• 本文抜粋
--*--

【ネオ神河】第3回 そして皇は帰還する【ストーリー】
はじめに
前回は、まだ幼き頃の魁渡の物語をご紹介しました。
そして、前回の物語が、前々回の魁渡の灯の覚醒のストーリーへと繋がります。
ということで!
今回からは、プレインズウォーカーとなった魁渡が神河へと帰ってきたお話から。
彼は未だに、あの日から姿を消している皇の行方を追っています…。
↓ストーリーのまとめはこちら↓
友の裏切り
魁渡が永岩城を後にして十年。
彼はあの日、別れを言うことすらできなかった英子と、久しぶりの対面を果たしていたのでした。
お互いの近況報告を行う中で、魁渡は気がかりなことを耳にします。
タメシが神に関する違法な研究に関わっている疑いがあると。
そして彼は下層街で、金属腕の男と出会っていたのだと。
親友の裏切りの噂に面食らう魁渡。
そんなはずはないと強固に否定した彼は、大田原へ向かうとタメシの情報収集を始めたのでした。
それから数週間。

--*--

• 作業指示
上のネオ神河のストーリー記事から、「彼は未だに、あの日から姿を消している皇の行方を追っています…。」から「そして彼は下層街で、金属腕の男と出会っていたのだと。」までを、末尾の語句も含めて一字一句たがえずに抜き出してください。

• 提供データ
--*--

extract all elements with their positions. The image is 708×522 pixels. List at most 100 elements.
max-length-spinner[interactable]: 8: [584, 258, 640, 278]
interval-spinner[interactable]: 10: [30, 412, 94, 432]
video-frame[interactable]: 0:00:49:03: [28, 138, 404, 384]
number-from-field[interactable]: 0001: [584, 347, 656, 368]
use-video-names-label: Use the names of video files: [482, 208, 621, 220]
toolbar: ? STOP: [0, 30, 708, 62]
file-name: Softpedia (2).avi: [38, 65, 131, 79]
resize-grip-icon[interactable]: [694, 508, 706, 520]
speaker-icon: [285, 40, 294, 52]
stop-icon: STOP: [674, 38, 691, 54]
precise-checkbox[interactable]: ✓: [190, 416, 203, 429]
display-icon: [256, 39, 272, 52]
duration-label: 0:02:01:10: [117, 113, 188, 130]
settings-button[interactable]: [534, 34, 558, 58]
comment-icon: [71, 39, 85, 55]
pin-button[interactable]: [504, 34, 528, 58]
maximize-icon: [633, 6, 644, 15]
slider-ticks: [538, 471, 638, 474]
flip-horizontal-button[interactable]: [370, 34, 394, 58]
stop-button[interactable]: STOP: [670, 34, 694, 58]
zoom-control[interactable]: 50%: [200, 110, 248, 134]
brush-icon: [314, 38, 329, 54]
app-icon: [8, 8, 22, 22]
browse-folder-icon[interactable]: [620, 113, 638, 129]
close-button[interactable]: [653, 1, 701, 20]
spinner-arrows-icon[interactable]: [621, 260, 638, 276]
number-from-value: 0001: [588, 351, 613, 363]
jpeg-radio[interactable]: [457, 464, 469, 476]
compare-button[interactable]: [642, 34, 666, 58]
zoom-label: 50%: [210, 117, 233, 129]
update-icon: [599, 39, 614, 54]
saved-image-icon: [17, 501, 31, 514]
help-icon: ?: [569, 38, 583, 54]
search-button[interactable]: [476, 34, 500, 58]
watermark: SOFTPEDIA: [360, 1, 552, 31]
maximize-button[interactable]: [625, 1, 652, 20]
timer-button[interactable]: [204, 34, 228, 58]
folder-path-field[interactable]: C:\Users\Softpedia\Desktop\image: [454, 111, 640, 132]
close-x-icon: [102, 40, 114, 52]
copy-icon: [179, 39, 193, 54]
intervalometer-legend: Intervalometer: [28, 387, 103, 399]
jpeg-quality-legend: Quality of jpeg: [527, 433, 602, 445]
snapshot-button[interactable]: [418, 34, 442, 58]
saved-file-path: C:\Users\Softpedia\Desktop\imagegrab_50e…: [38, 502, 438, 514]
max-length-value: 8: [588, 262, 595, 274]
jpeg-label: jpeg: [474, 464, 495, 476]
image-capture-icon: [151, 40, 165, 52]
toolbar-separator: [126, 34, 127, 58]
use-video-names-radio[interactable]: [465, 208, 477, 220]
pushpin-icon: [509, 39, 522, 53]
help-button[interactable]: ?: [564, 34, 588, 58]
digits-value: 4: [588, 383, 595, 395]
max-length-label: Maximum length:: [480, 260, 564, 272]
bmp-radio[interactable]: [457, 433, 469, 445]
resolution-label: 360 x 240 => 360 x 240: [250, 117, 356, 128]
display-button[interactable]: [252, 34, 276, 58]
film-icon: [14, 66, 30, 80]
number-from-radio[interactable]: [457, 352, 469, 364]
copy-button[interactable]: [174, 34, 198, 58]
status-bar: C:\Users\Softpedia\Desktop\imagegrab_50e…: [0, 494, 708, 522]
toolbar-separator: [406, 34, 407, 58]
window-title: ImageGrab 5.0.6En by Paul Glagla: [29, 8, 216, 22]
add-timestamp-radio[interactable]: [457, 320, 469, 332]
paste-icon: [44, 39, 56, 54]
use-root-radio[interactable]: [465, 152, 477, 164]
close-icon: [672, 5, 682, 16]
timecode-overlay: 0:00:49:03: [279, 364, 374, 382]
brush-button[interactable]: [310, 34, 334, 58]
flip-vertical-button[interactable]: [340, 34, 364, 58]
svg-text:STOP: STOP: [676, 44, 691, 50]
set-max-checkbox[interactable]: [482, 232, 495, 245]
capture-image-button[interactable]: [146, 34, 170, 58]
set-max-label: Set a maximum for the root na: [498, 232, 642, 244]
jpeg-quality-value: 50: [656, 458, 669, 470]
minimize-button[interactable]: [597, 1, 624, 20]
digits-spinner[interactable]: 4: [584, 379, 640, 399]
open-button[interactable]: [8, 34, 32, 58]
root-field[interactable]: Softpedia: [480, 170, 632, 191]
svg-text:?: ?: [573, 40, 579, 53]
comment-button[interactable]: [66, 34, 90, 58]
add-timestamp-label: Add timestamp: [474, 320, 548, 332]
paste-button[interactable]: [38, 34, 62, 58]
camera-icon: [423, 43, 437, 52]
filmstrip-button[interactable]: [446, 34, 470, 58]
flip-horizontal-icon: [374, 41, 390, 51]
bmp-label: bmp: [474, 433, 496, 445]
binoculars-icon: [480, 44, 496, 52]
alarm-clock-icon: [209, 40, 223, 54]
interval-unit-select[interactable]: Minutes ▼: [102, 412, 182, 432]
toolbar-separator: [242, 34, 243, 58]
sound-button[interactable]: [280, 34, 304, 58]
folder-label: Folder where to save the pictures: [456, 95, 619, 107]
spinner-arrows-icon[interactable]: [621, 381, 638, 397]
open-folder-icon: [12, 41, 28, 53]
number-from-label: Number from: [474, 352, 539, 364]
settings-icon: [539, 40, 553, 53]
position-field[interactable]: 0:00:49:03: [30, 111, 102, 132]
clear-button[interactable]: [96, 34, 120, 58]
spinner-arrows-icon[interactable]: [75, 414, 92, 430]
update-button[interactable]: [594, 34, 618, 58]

--*--

• 解答
彼は未だに、あの日から姿を消している皇の行方を追っています…。
↓ストーリーのまとめはこちら↓
友の裏切り
魁渡が永岩城を後にして十年。
彼はあの日、別れを言うことすらできなかった英子と、久しぶりの対面を果たしていたのでした。
お互いの近況報告を行う中で、魁渡は気がかりなことを耳にします。
タメシが神に関する違法な研究に関わっている疑いがあると。
そして彼は下層街で、金属腕の男と出会っていたのだと。